[Extracted material start]

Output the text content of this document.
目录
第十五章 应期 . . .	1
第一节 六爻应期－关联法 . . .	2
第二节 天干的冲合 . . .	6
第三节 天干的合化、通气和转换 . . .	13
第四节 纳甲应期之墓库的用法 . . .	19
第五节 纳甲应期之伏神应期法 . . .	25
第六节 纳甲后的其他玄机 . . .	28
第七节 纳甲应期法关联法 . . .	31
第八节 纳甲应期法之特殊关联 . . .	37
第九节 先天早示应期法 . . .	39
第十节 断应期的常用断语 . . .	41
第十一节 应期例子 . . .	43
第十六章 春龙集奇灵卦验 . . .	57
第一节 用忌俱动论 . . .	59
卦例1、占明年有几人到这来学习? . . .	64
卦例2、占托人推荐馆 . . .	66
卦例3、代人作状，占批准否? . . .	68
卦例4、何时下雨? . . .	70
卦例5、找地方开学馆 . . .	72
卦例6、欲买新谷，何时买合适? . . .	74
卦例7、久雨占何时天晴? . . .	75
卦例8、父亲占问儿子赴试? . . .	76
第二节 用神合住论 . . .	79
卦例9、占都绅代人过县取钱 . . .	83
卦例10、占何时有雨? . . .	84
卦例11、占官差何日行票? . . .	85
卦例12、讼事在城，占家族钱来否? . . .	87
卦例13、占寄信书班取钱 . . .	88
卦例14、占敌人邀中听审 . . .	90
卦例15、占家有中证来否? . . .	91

[Extracted material end]

- What you have to do: Your task is to extract all of the records exactly.

- Answer below:
Output the text content of this document.
目录
第十五章 应期 . . .	1
第一节 六爻应期－关联法 . . .	2
第二节 天干的冲合 . . .	6
第三节 天干的合化、通气和转换 . . .	13
第四节 纳甲应期之墓库的用法 . . .	19
第五节 纳甲应期之伏神应期法 . . .	25
第六节 纳甲后的其他玄机 . . .	28
第七节 纳甲应期法关联法 . . .	31
第八节 纳甲应期法之特殊关联 . . .	37
第九节 先天早示应期法 . . .	39
第十节 断应期的常用断语 . . .	41
第十一节 应期例子 . . .	43
第十六章 春龙集奇灵卦验 . . .	57
第一节 用忌俱动论 . . .	59
卦例1、占明年有几人到这来学习? . . .	64
卦例2、占托人推荐馆 . . .	66
卦例3、代人作状，占批准否? . . .	68
卦例4、何时下雨? . . .	70
卦例5、找地方开学馆 . . .	72
卦例6、欲买新谷，何时买合适? . . .	74
卦例7、久雨占何时天晴? . . .	75
卦例8、父亲占问儿子赴试? . . .	76
第二节 用神合住论 . . .	79
卦例9、占都绅代人过县取钱 . . .	83
卦例10、占何时有雨? . . .	84
卦例11、占官差何日行票? . . .	85
卦例12、讼事在城，占家族钱来否? . . .	87
卦例13、占寄信书班取钱 . . .	88
卦例14、占敌人邀中听审 . . .	90
卦例15、占家有中证来否? . . .	91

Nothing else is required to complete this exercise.